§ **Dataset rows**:
□ □ □ □
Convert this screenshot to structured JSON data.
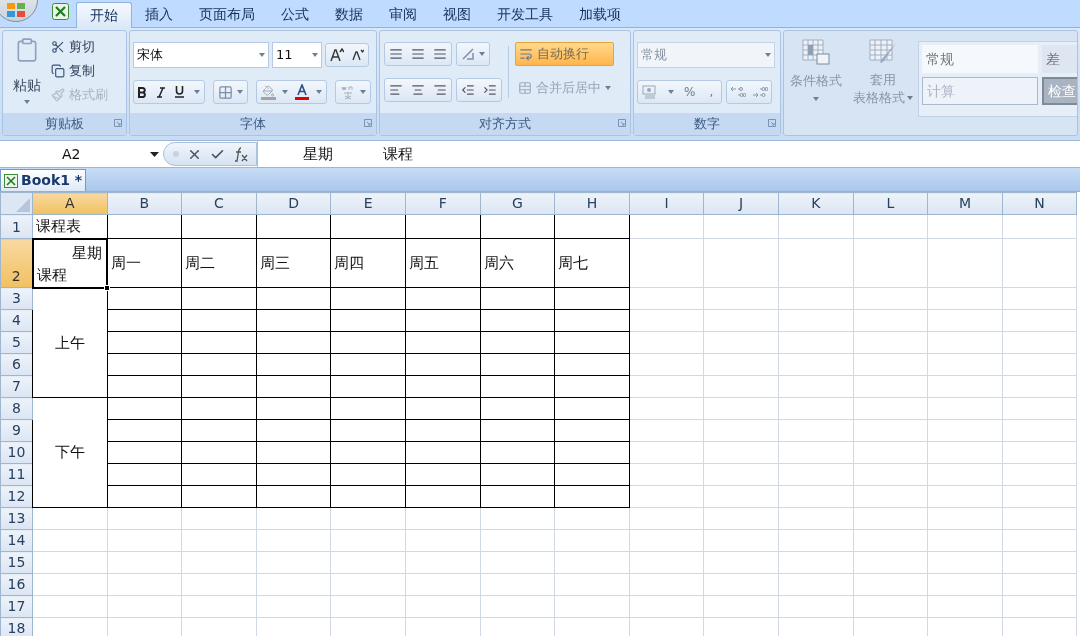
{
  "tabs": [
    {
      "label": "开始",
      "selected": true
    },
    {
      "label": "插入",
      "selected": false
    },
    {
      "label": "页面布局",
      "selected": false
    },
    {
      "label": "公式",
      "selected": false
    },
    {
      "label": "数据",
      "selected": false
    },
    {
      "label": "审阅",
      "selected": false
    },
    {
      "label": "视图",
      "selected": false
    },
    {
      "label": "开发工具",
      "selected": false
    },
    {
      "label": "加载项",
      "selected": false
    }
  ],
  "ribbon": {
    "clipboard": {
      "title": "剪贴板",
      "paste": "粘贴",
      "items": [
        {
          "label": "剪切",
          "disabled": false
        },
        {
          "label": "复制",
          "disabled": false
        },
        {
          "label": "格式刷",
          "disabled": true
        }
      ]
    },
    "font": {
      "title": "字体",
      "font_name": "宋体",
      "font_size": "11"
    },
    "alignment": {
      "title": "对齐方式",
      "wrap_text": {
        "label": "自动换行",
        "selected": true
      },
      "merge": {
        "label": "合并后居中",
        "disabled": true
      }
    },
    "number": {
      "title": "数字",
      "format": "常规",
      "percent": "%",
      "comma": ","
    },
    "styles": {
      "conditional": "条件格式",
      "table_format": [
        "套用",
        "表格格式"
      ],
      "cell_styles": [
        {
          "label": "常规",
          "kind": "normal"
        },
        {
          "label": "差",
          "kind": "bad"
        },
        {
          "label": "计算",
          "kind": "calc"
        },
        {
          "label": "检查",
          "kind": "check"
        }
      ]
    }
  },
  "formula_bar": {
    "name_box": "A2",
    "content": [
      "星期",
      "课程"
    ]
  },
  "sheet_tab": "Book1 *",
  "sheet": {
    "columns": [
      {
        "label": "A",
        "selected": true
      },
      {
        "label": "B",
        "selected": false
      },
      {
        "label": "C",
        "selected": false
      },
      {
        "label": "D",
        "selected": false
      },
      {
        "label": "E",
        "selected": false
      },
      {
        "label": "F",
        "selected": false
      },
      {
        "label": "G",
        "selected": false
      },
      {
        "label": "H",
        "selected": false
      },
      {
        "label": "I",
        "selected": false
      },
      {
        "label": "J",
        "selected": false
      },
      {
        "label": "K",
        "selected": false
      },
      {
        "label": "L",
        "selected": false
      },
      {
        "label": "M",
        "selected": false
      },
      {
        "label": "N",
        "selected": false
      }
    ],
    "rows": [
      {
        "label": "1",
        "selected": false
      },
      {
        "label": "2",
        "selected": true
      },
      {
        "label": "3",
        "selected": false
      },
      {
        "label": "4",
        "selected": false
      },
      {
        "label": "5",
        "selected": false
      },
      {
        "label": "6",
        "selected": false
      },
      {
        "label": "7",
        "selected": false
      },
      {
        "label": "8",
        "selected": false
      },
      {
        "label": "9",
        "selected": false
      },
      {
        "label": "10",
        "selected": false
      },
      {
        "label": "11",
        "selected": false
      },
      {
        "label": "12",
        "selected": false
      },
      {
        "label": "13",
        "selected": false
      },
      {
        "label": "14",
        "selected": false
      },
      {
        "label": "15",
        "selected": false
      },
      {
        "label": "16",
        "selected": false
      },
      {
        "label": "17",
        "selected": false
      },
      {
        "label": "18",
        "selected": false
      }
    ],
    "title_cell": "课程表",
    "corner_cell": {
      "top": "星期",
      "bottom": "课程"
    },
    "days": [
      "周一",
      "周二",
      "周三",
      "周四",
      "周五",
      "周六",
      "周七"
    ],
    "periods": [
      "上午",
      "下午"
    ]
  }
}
□ □ □ □
Print out every entry above without changing a word, and leave out the pictures.

Convert this screenshot to structured JSON data.
{
  "tabs": [
    {
      "label": "开始",
      "selected": true
    },
    {
      "label": "插入",
      "selected": false
    },
    {
      "label": "页面布局",
      "selected": false
    },
    {
      "label": "公式",
      "selected": false
    },
    {
      "label": "数据",
      "selected": false
    },
    {
      "label": "审阅",
      "selected": false
    },
    {
      "label": "视图",
      "selected": false
    },
    {
      "label": "开发工具",
      "selected": false
    },
    {
      "label": "加载项",
      "selected": false
    }
  ],
  "ribbon": {
    "clipboard": {
      "title": "剪贴板",
      "paste": "粘贴",
      "items": [
        {
          "label": "剪切",
          "disabled": false
        },
        {
          "label": "复制",
          "disabled": false
        },
        {
          "label": "格式刷",
          "disabled": true
        }
      ]
    },
    "font": {
      "title": "字体",
      "font_name": "宋体",
      "font_size": "11"
    },
    "alignment": {
      "title": "对齐方式",
      "wrap_text": {
        "label": "自动换行",
        "selected": true
      },
      "merge": {
        "label": "合并后居中",
        "disabled": true
      }
    },
    "number": {
      "title": "数字",
      "format": "常规",
      "percent": "%",
      "comma": ","
    },
    "styles": {
      "conditional": "条件格式",
      "table_format": [
        "套用",
        "表格格式"
      ],
      "cell_styles": [
        {
          "label": "常规",
          "kind": "normal"
        },
        {
          "label": "差",
          "kind": "bad"
        },
        {
          "label": "计算",
          "kind": "calc"
        },
        {
          "label": "检查",
          "kind": "check"
        }
      ]
    }
  },
  "formula_bar": {
    "name_box": "A2",
    "content": [
      "星期",
      "课程"
    ]
  },
  "sheet_tab": "Book1 *",
  "sheet": {
    "columns": [
      {
        "label": "A",
        "selected": true
      },
      {
        "label": "B",
        "selected": false
      },
      {
        "label": "C",
        "selected": false
      },
      {
        "label": "D",
        "selected": false
      },
      {
        "label": "E",
        "selected": false
      },
      {
        "label": "F",
        "selected": false
      },
      {
        "label": "G",
        "selected": false
      },
      {
        "label": "H",
        "selected": false
      },
      {
        "label": "I",
        "selected": false
      },
      {
        "label": "J",
        "selected": false
      },
      {
        "label": "K",
        "selected": false
      },
      {
        "label": "L",
        "selected": false
      },
      {
        "label": "M",
        "selected": false
      },
      {
        "label": "N",
        "selected": false
      }
    ],
    "rows": [
      {
        "label": "1",
        "selected": false
      },
      {
        "label": "2",
        "selected": true
      },
      {
        "label": "3",
        "selected": false
      },
      {
        "label": "4",
        "selected": false
      },
      {
        "label": "5",
        "selected": false
      },
      {
        "label": "6",
        "selected": false
      },
      {
        "label": "7",
        "selected": false
      },
      {
        "label": "8",
        "selected": false
      },
      {
        "label": "9",
        "selected": false
      },
      {
        "label": "10",
        "selected": false
      },
      {
        "label": "11",
        "selected": false
      },
      {
        "label": "12",
        "selected": false
      },
      {
        "label": "13",
        "selected": false
      },
      {
        "label": "14",
        "selected": false
      },
      {
        "label": "15",
        "selected": false
      },
      {
        "label": "16",
        "selected": false
      },
      {
        "label": "17",
        "selected": false
      },
      {
        "label": "18",
        "selected": false
      }
    ],
    "title_cell": "课程表",
    "corner_cell": {
      "top": "星期",
      "bottom": "课程"
    },
    "days": [
      "周一",
      "周二",
      "周三",
      "周四",
      "周五",
      "周六",
      "周七"
    ],
    "periods": [
      "上午",
      "下午"
    ]
  }
}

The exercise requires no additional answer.